### [What is asked]
Find the word "close" in the material below and gather every line that contains it.

### [Material]
>>>>>

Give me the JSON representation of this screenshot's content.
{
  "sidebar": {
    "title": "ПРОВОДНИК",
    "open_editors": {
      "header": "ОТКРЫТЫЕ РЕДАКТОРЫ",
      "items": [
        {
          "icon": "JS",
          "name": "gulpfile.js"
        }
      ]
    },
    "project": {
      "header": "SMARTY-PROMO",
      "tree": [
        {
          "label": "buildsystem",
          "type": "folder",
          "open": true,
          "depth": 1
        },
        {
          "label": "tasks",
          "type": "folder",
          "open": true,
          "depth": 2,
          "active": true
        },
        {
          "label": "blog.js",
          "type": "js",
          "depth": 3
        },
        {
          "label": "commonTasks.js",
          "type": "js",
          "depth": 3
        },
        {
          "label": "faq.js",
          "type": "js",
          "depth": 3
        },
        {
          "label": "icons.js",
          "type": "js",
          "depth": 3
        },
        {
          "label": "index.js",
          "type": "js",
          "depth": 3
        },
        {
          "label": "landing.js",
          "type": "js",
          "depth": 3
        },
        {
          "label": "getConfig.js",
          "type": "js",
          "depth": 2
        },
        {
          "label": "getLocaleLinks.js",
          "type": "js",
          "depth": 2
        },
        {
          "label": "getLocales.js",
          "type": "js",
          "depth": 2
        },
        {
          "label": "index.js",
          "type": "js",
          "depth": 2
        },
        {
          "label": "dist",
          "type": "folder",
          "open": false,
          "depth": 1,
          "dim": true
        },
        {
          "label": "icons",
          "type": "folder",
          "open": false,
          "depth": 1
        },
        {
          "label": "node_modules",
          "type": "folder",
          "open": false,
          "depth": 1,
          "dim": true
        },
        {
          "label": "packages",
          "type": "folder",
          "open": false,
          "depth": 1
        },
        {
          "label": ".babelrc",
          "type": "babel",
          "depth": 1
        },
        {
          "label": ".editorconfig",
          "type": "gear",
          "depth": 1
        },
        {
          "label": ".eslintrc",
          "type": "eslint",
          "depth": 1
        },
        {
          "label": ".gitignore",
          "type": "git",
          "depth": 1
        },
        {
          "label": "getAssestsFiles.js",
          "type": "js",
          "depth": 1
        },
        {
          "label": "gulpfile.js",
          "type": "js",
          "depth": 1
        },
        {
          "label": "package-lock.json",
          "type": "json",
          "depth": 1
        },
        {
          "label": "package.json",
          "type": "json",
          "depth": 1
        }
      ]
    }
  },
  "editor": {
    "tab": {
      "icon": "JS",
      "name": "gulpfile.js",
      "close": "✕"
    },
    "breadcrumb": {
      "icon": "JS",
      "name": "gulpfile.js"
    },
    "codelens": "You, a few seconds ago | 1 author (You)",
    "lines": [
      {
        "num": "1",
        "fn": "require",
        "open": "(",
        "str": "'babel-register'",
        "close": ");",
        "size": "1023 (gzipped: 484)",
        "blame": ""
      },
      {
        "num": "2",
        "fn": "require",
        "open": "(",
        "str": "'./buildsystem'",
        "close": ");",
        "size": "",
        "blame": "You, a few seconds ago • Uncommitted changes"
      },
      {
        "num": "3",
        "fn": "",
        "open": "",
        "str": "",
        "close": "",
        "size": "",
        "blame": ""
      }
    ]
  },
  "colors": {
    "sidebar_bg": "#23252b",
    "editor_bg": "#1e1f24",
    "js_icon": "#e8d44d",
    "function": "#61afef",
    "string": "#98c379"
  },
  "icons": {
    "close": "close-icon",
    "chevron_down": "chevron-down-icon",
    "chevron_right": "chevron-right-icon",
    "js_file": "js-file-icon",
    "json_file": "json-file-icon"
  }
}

<<<<<

### [Solution to this task]
      "close": "✕"
        "close": ");",
        "close": ");",
        "close": "",
    "close": "close-icon",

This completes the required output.